* START Available records *
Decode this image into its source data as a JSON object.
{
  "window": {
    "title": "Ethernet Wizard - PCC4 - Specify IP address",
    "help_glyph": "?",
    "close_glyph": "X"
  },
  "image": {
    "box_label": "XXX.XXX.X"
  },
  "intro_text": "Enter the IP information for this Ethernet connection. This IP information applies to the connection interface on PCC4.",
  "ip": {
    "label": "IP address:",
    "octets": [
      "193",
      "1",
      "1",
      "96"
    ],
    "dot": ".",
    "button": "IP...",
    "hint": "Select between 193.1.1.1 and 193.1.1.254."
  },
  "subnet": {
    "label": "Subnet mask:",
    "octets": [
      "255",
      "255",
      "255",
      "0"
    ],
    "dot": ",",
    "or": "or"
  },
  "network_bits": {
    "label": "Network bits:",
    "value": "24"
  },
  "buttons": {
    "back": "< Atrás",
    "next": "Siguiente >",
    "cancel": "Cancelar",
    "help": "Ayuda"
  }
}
* END Available records *
* START Available records *
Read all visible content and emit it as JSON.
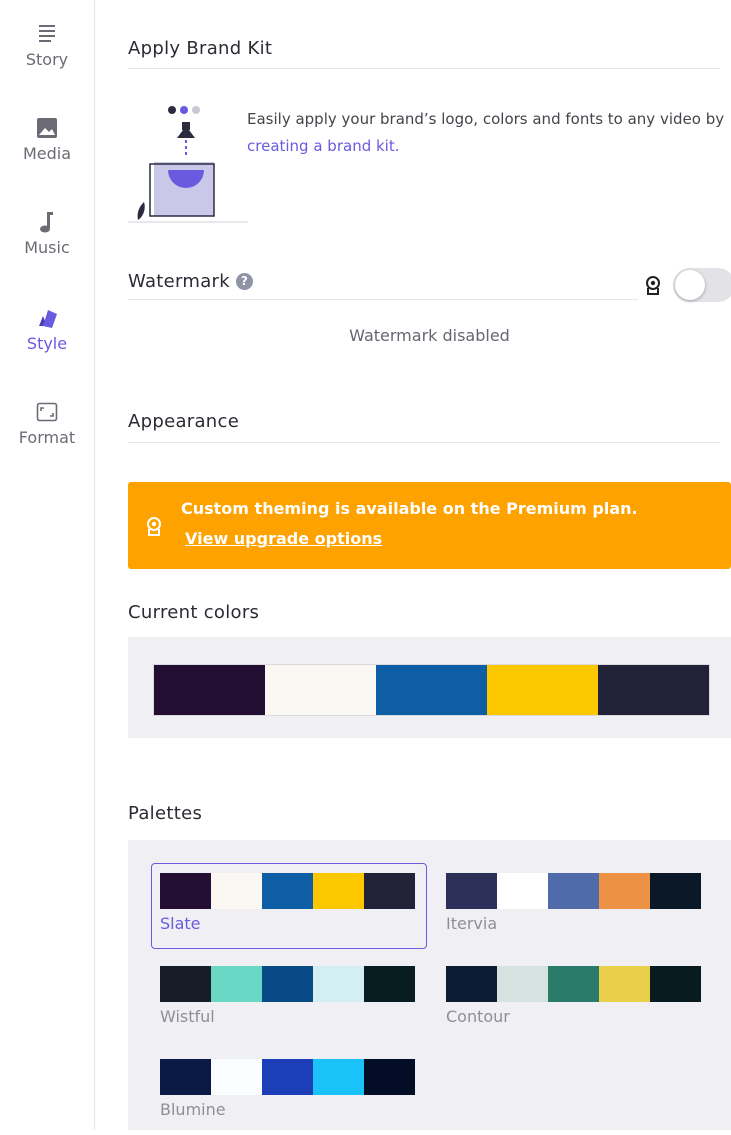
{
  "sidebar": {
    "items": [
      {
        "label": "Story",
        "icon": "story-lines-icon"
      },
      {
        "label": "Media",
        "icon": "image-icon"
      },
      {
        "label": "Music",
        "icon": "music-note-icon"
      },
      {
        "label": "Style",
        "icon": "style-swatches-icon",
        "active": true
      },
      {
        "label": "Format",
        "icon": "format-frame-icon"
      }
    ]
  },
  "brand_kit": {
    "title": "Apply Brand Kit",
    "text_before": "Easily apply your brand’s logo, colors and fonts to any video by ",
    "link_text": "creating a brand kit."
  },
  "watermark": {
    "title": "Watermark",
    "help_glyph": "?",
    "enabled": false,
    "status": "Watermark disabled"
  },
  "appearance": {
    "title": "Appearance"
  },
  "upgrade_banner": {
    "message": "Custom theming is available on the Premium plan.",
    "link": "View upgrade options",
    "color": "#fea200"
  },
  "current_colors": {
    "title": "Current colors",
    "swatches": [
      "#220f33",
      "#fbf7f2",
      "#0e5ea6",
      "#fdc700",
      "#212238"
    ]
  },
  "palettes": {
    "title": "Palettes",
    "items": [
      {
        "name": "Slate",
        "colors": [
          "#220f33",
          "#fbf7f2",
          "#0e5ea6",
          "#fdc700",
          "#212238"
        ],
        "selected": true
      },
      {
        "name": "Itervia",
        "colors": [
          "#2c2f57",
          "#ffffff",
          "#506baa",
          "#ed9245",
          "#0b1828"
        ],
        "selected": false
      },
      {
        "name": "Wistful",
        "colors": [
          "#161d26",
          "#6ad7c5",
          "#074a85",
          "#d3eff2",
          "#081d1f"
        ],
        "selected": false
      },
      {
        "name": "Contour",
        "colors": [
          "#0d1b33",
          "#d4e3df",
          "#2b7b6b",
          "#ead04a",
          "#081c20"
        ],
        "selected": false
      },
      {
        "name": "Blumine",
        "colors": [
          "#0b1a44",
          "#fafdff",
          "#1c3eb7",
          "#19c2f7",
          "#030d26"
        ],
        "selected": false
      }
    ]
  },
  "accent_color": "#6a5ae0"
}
* END Available records *
Task statement: For this exercise, gather every line of the data that contains the word "image".

Response to this task:
Decode this image into its source data as a JSON object.
  "image": {
        "icon": "image-icon"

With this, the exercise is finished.